> EXERCISE: Output the lines that follow exactly as they are.

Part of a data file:
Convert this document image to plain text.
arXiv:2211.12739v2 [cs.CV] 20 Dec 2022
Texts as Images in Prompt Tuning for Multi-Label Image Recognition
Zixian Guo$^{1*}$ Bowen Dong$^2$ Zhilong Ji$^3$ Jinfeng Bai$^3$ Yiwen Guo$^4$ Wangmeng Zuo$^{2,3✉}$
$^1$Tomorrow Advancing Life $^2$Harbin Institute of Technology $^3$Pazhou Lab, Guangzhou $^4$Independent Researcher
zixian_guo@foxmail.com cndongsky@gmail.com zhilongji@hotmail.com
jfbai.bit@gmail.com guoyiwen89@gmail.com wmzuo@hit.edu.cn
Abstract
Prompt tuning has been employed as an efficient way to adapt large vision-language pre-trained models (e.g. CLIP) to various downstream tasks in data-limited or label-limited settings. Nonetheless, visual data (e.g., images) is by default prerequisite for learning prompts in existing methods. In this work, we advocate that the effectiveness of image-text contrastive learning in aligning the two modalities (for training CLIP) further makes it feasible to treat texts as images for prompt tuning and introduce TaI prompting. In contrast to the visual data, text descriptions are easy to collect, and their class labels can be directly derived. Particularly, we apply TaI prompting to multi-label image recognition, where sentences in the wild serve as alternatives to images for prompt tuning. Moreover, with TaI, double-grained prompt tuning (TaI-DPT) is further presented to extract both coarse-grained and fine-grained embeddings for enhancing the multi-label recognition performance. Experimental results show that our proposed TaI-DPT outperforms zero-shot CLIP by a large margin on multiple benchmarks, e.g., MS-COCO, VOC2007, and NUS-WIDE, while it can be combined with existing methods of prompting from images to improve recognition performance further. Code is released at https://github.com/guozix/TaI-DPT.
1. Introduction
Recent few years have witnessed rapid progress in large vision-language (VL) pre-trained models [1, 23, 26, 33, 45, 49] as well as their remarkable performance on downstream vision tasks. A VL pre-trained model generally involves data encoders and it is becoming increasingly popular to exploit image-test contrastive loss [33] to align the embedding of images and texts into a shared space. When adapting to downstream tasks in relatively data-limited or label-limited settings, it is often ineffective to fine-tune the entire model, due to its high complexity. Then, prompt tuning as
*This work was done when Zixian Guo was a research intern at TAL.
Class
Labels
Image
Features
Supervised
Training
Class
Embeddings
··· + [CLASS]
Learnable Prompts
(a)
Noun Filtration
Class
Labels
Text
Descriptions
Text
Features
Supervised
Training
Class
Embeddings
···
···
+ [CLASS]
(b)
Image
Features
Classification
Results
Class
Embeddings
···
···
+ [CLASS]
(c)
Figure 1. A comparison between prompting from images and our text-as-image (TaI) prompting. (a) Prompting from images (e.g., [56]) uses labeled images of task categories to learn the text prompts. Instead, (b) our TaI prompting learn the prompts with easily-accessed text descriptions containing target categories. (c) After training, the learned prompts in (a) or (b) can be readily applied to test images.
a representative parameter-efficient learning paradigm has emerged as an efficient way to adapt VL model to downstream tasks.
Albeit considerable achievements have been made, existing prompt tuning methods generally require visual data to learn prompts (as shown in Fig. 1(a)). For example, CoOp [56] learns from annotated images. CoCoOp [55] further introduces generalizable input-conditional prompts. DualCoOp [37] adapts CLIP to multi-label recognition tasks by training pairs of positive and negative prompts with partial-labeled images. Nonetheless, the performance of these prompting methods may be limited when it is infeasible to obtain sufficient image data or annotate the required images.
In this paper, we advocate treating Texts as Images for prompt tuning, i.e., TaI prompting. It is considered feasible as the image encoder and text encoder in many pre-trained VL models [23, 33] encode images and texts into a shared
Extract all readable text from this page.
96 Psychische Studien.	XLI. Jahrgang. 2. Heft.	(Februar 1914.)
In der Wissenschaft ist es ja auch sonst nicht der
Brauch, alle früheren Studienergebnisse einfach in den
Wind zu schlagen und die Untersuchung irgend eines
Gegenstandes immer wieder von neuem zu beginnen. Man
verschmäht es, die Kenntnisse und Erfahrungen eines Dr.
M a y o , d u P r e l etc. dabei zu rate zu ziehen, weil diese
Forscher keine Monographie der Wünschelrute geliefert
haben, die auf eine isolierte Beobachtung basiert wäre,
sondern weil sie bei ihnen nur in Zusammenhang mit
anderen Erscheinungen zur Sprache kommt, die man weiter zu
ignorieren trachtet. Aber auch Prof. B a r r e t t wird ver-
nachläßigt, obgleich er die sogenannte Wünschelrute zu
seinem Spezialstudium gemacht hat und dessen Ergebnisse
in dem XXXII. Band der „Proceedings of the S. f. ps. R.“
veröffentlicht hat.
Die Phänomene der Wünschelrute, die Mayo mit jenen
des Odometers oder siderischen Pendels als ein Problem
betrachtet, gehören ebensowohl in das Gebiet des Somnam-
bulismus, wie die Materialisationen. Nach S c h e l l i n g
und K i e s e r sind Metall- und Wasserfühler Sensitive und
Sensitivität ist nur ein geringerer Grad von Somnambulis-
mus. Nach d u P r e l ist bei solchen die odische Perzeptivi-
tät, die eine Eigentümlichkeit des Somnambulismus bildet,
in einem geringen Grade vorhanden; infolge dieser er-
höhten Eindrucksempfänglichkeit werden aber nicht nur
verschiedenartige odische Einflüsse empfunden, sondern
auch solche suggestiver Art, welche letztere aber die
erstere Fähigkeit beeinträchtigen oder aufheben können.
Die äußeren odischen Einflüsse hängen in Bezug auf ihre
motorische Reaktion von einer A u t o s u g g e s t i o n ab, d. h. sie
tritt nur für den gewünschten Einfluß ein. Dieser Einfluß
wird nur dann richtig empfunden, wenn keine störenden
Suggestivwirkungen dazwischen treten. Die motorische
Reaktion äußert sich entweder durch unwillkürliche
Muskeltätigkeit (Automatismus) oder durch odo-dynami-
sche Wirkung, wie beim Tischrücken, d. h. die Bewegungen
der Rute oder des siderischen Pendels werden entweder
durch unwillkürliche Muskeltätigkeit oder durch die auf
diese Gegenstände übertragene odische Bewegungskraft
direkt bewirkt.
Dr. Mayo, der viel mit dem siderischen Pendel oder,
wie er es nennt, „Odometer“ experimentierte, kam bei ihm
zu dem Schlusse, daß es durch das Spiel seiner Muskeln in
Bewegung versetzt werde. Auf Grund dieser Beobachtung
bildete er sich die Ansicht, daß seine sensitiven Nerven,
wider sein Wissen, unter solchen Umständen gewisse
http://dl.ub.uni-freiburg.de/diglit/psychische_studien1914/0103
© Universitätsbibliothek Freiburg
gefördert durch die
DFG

> EXERCISE RESPONSE:
Convert this document image to plain text.
arXiv:2211.12739v2 [cs.CV] 20 Dec 2022
Texts as Images in Prompt Tuning for Multi-Label Image Recognition
Zixian Guo$^{1*}$ Bowen Dong$^2$ Zhilong Ji$^3$ Jinfeng Bai$^3$ Yiwen Guo$^4$ Wangmeng Zuo$^{2,3✉}$
$^1$Tomorrow Advancing Life $^2$Harbin Institute of Technology $^3$Pazhou Lab, Guangzhou $^4$Independent Researcher
zixian_guo@foxmail.com cndongsky@gmail.com zhilongji@hotmail.com
jfbai.bit@gmail.com guoyiwen89@gmail.com wmzuo@hit.edu.cn
Abstract
Prompt tuning has been employed as an efficient way to adapt large vision-language pre-trained models (e.g. CLIP) to various downstream tasks in data-limited or label-limited settings. Nonetheless, visual data (e.g., images) is by default prerequisite for learning prompts in existing methods. In this work, we advocate that the effectiveness of image-text contrastive learning in aligning the two modalities (for training CLIP) further makes it feasible to treat texts as images for prompt tuning and introduce TaI prompting. In contrast to the visual data, text descriptions are easy to collect, and their class labels can be directly derived. Particularly, we apply TaI prompting to multi-label image recognition, where sentences in the wild serve as alternatives to images for prompt tuning. Moreover, with TaI, double-grained prompt tuning (TaI-DPT) is further presented to extract both coarse-grained and fine-grained embeddings for enhancing the multi-label recognition performance. Experimental results show that our proposed TaI-DPT outperforms zero-shot CLIP by a large margin on multiple benchmarks, e.g., MS-COCO, VOC2007, and NUS-WIDE, while it can be combined with existing methods of prompting from images to improve recognition performance further. Code is released at https://github.com/guozix/TaI-DPT.
1. Introduction
Recent few years have witnessed rapid progress in large vision-language (VL) pre-trained models [1, 23, 26, 33, 45, 49] as well as their remarkable performance on downstream vision tasks. A VL pre-trained model generally involves data encoders and it is becoming increasingly popular to exploit image-test contrastive loss [33] to align the embedding of images and texts into a shared space. When adapting to downstream tasks in relatively data-limited or label-limited settings, it is often ineffective to fine-tune the entire model, due to its high complexity. Then, prompt tuning as
*This work was done when Zixian Guo was a research intern at TAL.
Class
Labels
Image
Features
Supervised
Training
Class
Embeddings
··· + [CLASS]
Learnable Prompts
(a)
Noun Filtration
Class
Labels
Text
Descriptions
Text
Features
Supervised
Training
Class
Embeddings
···
···
+ [CLASS]
(b)
Image
Features
Classification
Results
Class
Embeddings
···
···
+ [CLASS]
(c)
Figure 1. A comparison between prompting from images and our text-as-image (TaI) prompting. (a) Prompting from images (e.g., [56]) uses labeled images of task categories to learn the text prompts. Instead, (b) our TaI prompting learn the prompts with easily-accessed text descriptions containing target categories. (c) After training, the learned prompts in (a) or (b) can be readily applied to test images.
a representative parameter-efficient learning paradigm has emerged as an efficient way to adapt VL model to downstream tasks.
Albeit considerable achievements have been made, existing prompt tuning methods generally require visual data to learn prompts (as shown in Fig. 1(a)). For example, CoOp [56] learns from annotated images. CoCoOp [55] further introduces generalizable input-conditional prompts. DualCoOp [37] adapts CLIP to multi-label recognition tasks by training pairs of positive and negative prompts with partial-labeled images. Nonetheless, the performance of these prompting methods may be limited when it is infeasible to obtain sufficient image data or annotate the required images.
In this paper, we advocate treating Texts as Images for prompt tuning, i.e., TaI prompting. It is considered feasible as the image encoder and text encoder in many pre-trained VL models [23, 33] encode images and texts into a shared
Extract all readable text from this page.
96 Psychische Studien.	XLI. Jahrgang. 2. Heft.	(Februar 1914.)
In der Wissenschaft ist es ja auch sonst nicht der
Brauch, alle früheren Studienergebnisse einfach in den
Wind zu schlagen und die Untersuchung irgend eines
Gegenstandes immer wieder von neuem zu beginnen. Man
verschmäht es, die Kenntnisse und Erfahrungen eines Dr.
M a y o , d u P r e l etc. dabei zu rate zu ziehen, weil diese
Forscher keine Monographie der Wünschelrute geliefert
haben, die auf eine isolierte Beobachtung basiert wäre,
sondern weil sie bei ihnen nur in Zusammenhang mit
anderen Erscheinungen zur Sprache kommt, die man weiter zu
ignorieren trachtet. Aber auch Prof. B a r r e t t wird ver-
nachläßigt, obgleich er die sogenannte Wünschelrute zu
seinem Spezialstudium gemacht hat und dessen Ergebnisse
in dem XXXII. Band der „Proceedings of the S. f. ps. R.“
veröffentlicht hat.
Die Phänomene der Wünschelrute, die Mayo mit jenen
des Odometers oder siderischen Pendels als ein Problem
betrachtet, gehören ebensowohl in das Gebiet des Somnam-
bulismus, wie die Materialisationen. Nach S c h e l l i n g
und K i e s e r sind Metall- und Wasserfühler Sensitive und
Sensitivität ist nur ein geringerer Grad von Somnambulis-
mus. Nach d u P r e l ist bei solchen die odische Perzeptivi-
tät, die eine Eigentümlichkeit des Somnambulismus bildet,
in einem geringen Grade vorhanden; infolge dieser er-
höhten Eindrucksempfänglichkeit werden aber nicht nur
verschiedenartige odische Einflüsse empfunden, sondern
auch solche suggestiver Art, welche letztere aber die
erstere Fähigkeit beeinträchtigen oder aufheben können.
Die äußeren odischen Einflüsse hängen in Bezug auf ihre
motorische Reaktion von einer A u t o s u g g e s t i o n ab, d. h. sie
tritt nur für den gewünschten Einfluß ein. Dieser Einfluß
wird nur dann richtig empfunden, wenn keine störenden
Suggestivwirkungen dazwischen treten. Die motorische
Reaktion äußert sich entweder durch unwillkürliche
Muskeltätigkeit (Automatismus) oder durch odo-dynami-
sche Wirkung, wie beim Tischrücken, d. h. die Bewegungen
der Rute oder des siderischen Pendels werden entweder
durch unwillkürliche Muskeltätigkeit oder durch die auf
diese Gegenstände übertragene odische Bewegungskraft
direkt bewirkt.
Dr. Mayo, der viel mit dem siderischen Pendel oder,
wie er es nennt, „Odometer“ experimentierte, kam bei ihm
zu dem Schlusse, daß es durch das Spiel seiner Muskeln in
Bewegung versetzt werde. Auf Grund dieser Beobachtung
bildete er sich die Ansicht, daß seine sensitiven Nerven,
wider sein Wissen, unter solchen Umständen gewisse
http://dl.ub.uni-freiburg.de/diglit/psychische_studien1914/0103
© Universitätsbibliothek Freiburg
gefördert durch die
DFG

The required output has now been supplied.